■ ASSIGNMENT
What lines in the records below hold the string "partes"? Please show them.

(Items listed in a dataset)
•••
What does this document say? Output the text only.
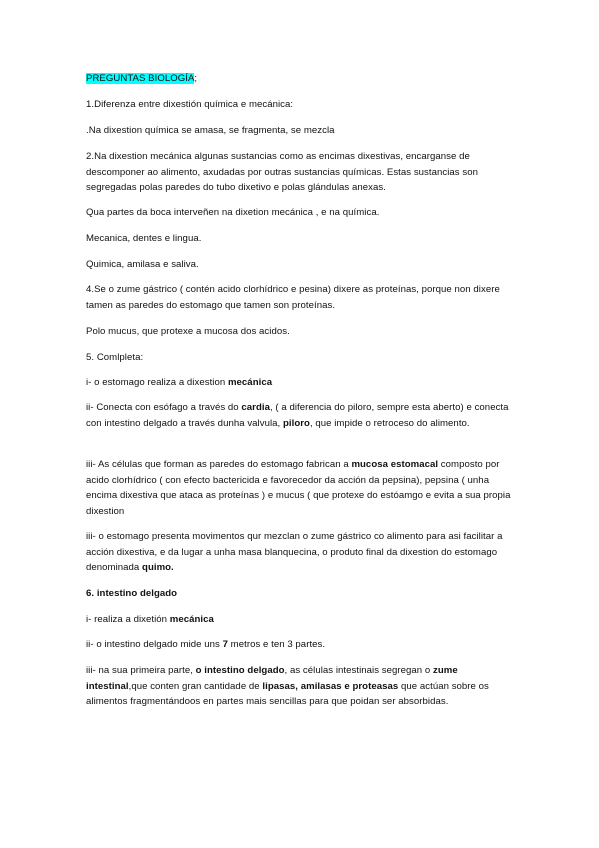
PREGUNTAS BIOLOGÍA;

1.Diferenza entre dixestión química e mecánica:

.Na dixestion química se amasa, se fragmenta, se mezcla

2.Na dixestion mecánica algunas sustancias como as encimas dixestivas, encarganse de descomponer ao alimento, axudadas por outras sustancias químicas. Estas sustancias son segregadas polas paredes do tubo dixetivo e polas glándulas anexas.

Qua partes da boca interveñen na dixetion mecánica , e na química.

Mecanica, dentes e lingua.

Quimica, amilasa e saliva.

4.Se o zume gástrico ( contén acido clorhídrico e pesina) dixere as proteínas, porque non dixere tamen as paredes do estomago que tamen son proteínas.

Polo mucus, que protexe a mucosa dos acidos.

5. Comlpleta:

i- o estomago realiza a dixestion mecánica

ii- Conecta con esófago a través do cardia, ( a diferencia do piloro, sempre esta aberto) e conecta con intestino delgado a través dunha valvula, piloro, que impide o retroceso do alimento.

iii- As células que forman as paredes do estomago fabrican a mucosa estomacal composto por acido clorhídrico ( con efecto bactericida e favorecedor da acción da pepsina), pepsina ( unha encima dixestiva que ataca as proteínas ) e mucus ( que protexe do estóamgo e evita a sua propia dixestion

iii- o estomago presenta movimentos qur mezclan o zume gástrico co alimento para asi facilitar a acción dixestiva, e da lugar a unha masa blanquecina, o produto final da dixestion do estomago denominada quimo.

6. intestino delgado

i- realiza a dixetión mecánica

ii- o intestino delgado mide uns 7 metros e ten 3 partes.

iii- na sua primeira parte, o intestino delgado, as células intestinais segregan o zume intestinal,que conten gran cantidade de lipasas, amilasas e proteasas que actúan sobre os alimentos fragmentándoos en partes mais sencillas para que poidan ser absorbidas.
•••
■ TASK RESPONSE
Qua partes da boca interveñen na dixetion mecánica , e na química.
ii- o intestino delgado mide uns 7 metros e ten 3 partes.
iii- na sua primeira parte, o intestino delgado, as células intestinais segregan o zume intestinal,que conten gran cantidade de lipasas, amilasas e proteasas que actúan sobre os alimentos fragmentándoos en partes mais sencillas para que poidan ser absorbidas.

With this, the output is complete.